= Instruction =
Omit the images. Copy each entry word for word.
━━━ Entries provided ━━━
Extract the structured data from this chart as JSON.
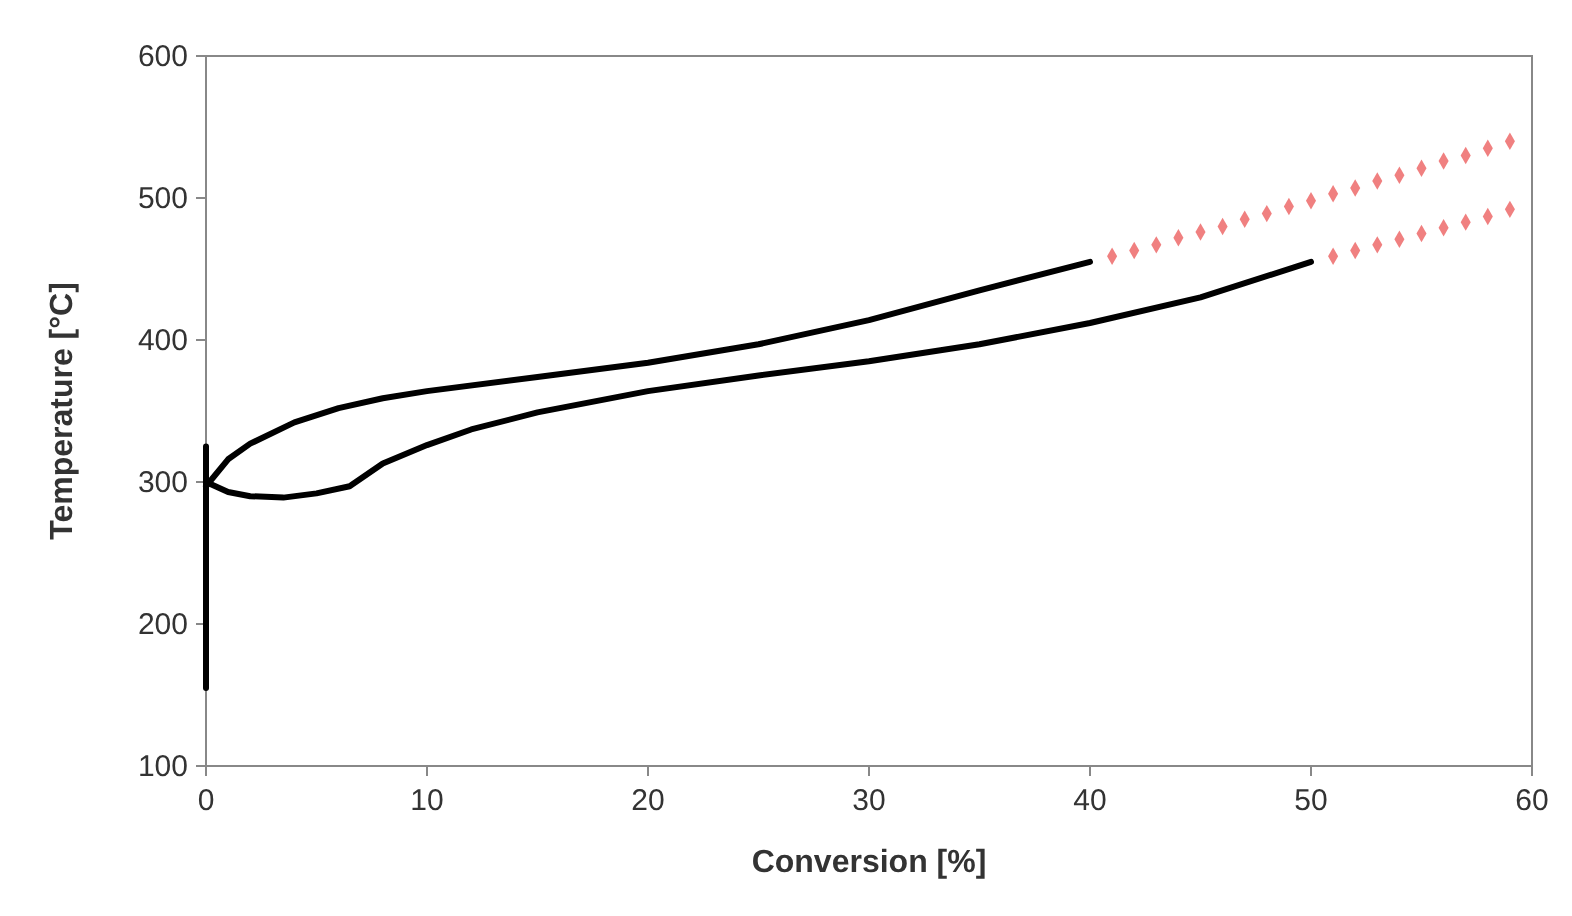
{
  "chart_data": {
    "type": "line",
    "xlabel": "Conversion [%]",
    "ylabel": "Temperature [°C]",
    "xlim": [
      0,
      60
    ],
    "ylim": [
      100,
      600
    ],
    "xticks": [
      0,
      10,
      20,
      30,
      40,
      50,
      60
    ],
    "yticks": [
      100,
      200,
      300,
      400,
      500,
      600
    ],
    "grid": false,
    "line_style": "solid",
    "series": [
      {
        "color": "#000000",
        "x": [
          0,
          0
        ],
        "values": [
          155,
          325
        ]
      },
      {
        "color": "#000000",
        "x": [
          0,
          1,
          2,
          4,
          6,
          8,
          10,
          15,
          20,
          25,
          30,
          35,
          40
        ],
        "values": [
          297,
          316,
          327,
          342,
          352,
          359,
          364,
          374,
          384,
          397,
          414,
          435,
          455
        ]
      },
      {
        "color": "#000000",
        "x": [
          0,
          1,
          2,
          3.5,
          5,
          6.5,
          8,
          10,
          12,
          15,
          20,
          25,
          30,
          35,
          40,
          45,
          50
        ],
        "values": [
          300,
          293,
          290,
          289,
          292,
          297,
          313,
          326,
          337,
          349,
          364,
          375,
          385,
          397,
          412,
          430,
          455
        ]
      },
      {
        "type": "scatter",
        "marker": "diamond",
        "color": "#f08080",
        "x": [
          41,
          42,
          43,
          44,
          45,
          46,
          47,
          48,
          49,
          50,
          51,
          52,
          53,
          54,
          55,
          56,
          57,
          58,
          59
        ],
        "values": [
          459,
          463,
          467,
          472,
          476,
          480,
          485,
          489,
          494,
          498,
          503,
          507,
          512,
          516,
          521,
          526,
          530,
          535,
          540
        ]
      },
      {
        "type": "scatter",
        "marker": "diamond",
        "color": "#f08080",
        "x": [
          51,
          52,
          53,
          54,
          55,
          56,
          57,
          58,
          59
        ],
        "values": [
          459,
          463,
          467,
          471,
          475,
          479,
          483,
          487,
          492
        ]
      }
    ]
  }
}
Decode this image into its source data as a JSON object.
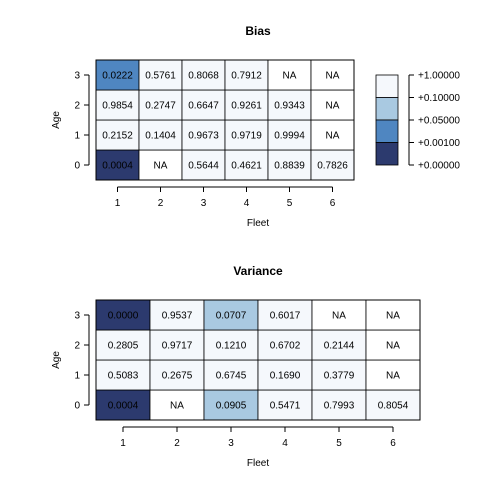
{
  "colors": {
    "lt_0.001": "#2C3A6E",
    "lt_0.05": "#4F86C1",
    "lt_0.1": "#A9C9E1",
    "lt_1": "#F5F8FC",
    "na": "#FFFFFF"
  },
  "chart_data": [
    {
      "type": "heatmap",
      "title": "Bias",
      "xlabel": "Fleet",
      "ylabel": "Age",
      "x_categories": [
        "1",
        "2",
        "3",
        "4",
        "5",
        "6"
      ],
      "y_categories": [
        "0",
        "1",
        "2",
        "3"
      ],
      "values": [
        [
          "0.0004",
          "NA",
          "0.5644",
          "0.4621",
          "0.8839",
          "0.7826"
        ],
        [
          "0.2152",
          "0.1404",
          "0.9673",
          "0.9719",
          "0.9994",
          "NA"
        ],
        [
          "0.9854",
          "0.2747",
          "0.6647",
          "0.9261",
          "0.9343",
          "NA"
        ],
        [
          "0.0222",
          "0.5761",
          "0.8068",
          "0.7912",
          "NA",
          "NA"
        ]
      ],
      "legend": {
        "placement": "right",
        "labels": [
          "+0.00000",
          "+0.00100",
          "+0.05000",
          "+0.10000",
          "+1.00000"
        ]
      }
    },
    {
      "type": "heatmap",
      "title": "Variance",
      "xlabel": "Fleet",
      "ylabel": "Age",
      "x_categories": [
        "1",
        "2",
        "3",
        "4",
        "5",
        "6"
      ],
      "y_categories": [
        "0",
        "1",
        "2",
        "3"
      ],
      "values": [
        [
          "0.0004",
          "NA",
          "0.0905",
          "0.5471",
          "0.7993",
          "0.8054"
        ],
        [
          "0.5083",
          "0.2675",
          "0.6745",
          "0.1690",
          "0.3779",
          "NA"
        ],
        [
          "0.2805",
          "0.9717",
          "0.1210",
          "0.6702",
          "0.2144",
          "NA"
        ],
        [
          "0.0000",
          "0.9537",
          "0.0707",
          "0.6017",
          "NA",
          "NA"
        ]
      ]
    }
  ]
}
━━━
= Response =
Extract the structured data from this chart as JSON.
{
  "chart_data": {
    "type": "line",
    "xlabel": "Conversion [%]",
    "ylabel": "Temperature [°C]",
    "xlim": [
      0,
      60
    ],
    "ylim": [
      100,
      600
    ],
    "xticks": [
      0,
      10,
      20,
      30,
      40,
      50,
      60
    ],
    "yticks": [
      100,
      200,
      300,
      400,
      500,
      600
    ],
    "grid": false,
    "line_style": "solid",
    "series": [
      {
        "color": "#000000",
        "x": [
          0,
          0
        ],
        "values": [
          155,
          325
        ]
      },
      {
        "color": "#000000",
        "x": [
          0,
          1,
          2,
          4,
          6,
          8,
          10,
          15,
          20,
          25,
          30,
          35,
          40
        ],
        "values": [
          297,
          316,
          327,
          342,
          352,
          359,
          364,
          374,
          384,
          397,
          414,
          435,
          455
        ]
      },
      {
        "color": "#000000",
        "x": [
          0,
          1,
          2,
          3.5,
          5,
          6.5,
          8,
          10,
          12,
          15,
          20,
          25,
          30,
          35,
          40,
          45,
          50
        ],
        "values": [
          300,
          293,
          290,
          289,
          292,
          297,
          313,
          326,
          337,
          349,
          364,
          375,
          385,
          397,
          412,
          430,
          455
        ]
      },
      {
        "type": "scatter",
        "marker": "diamond",
        "color": "#f08080",
        "x": [
          41,
          42,
          43,
          44,
          45,
          46,
          47,
          48,
          49,
          50,
          51,
          52,
          53,
          54,
          55,
          56,
          57,
          58,
          59
        ],
        "values": [
          459,
          463,
          467,
          472,
          476,
          480,
          485,
          489,
          494,
          498,
          503,
          507,
          512,
          516,
          521,
          526,
          530,
          535,
          540
        ]
      },
      {
        "type": "scatter",
        "marker": "diamond",
        "color": "#f08080",
        "x": [
          51,
          52,
          53,
          54,
          55,
          56,
          57,
          58,
          59
        ],
        "values": [
          459,
          463,
          467,
          471,
          475,
          479,
          483,
          487,
          492
        ]
      }
    ]
  }
}
Decode this image into its source data as a JSON object.
{
  "colors": {
    "lt_0.001": "#2C3A6E",
    "lt_0.05": "#4F86C1",
    "lt_0.1": "#A9C9E1",
    "lt_1": "#F5F8FC",
    "na": "#FFFFFF"
  },
  "chart_data": [
    {
      "type": "heatmap",
      "title": "Bias",
      "xlabel": "Fleet",
      "ylabel": "Age",
      "x_categories": [
        "1",
        "2",
        "3",
        "4",
        "5",
        "6"
      ],
      "y_categories": [
        "0",
        "1",
        "2",
        "3"
      ],
      "values": [
        [
          "0.0004",
          "NA",
          "0.5644",
          "0.4621",
          "0.8839",
          "0.7826"
        ],
        [
          "0.2152",
          "0.1404",
          "0.9673",
          "0.9719",
          "0.9994",
          "NA"
        ],
        [
          "0.9854",
          "0.2747",
          "0.6647",
          "0.9261",
          "0.9343",
          "NA"
        ],
        [
          "0.0222",
          "0.5761",
          "0.8068",
          "0.7912",
          "NA",
          "NA"
        ]
      ],
      "legend": {
        "placement": "right",
        "labels": [
          "+0.00000",
          "+0.00100",
          "+0.05000",
          "+0.10000",
          "+1.00000"
        ]
      }
    },
    {
      "type": "heatmap",
      "title": "Variance",
      "xlabel": "Fleet",
      "ylabel": "Age",
      "x_categories": [
        "1",
        "2",
        "3",
        "4",
        "5",
        "6"
      ],
      "y_categories": [
        "0",
        "1",
        "2",
        "3"
      ],
      "values": [
        [
          "0.0004",
          "NA",
          "0.0905",
          "0.5471",
          "0.7993",
          "0.8054"
        ],
        [
          "0.5083",
          "0.2675",
          "0.6745",
          "0.1690",
          "0.3779",
          "NA"
        ],
        [
          "0.2805",
          "0.9717",
          "0.1210",
          "0.6702",
          "0.2144",
          "NA"
        ],
        [
          "0.0000",
          "0.9537",
          "0.0707",
          "0.6017",
          "NA",
          "NA"
        ]
      ]
    }
  ]
}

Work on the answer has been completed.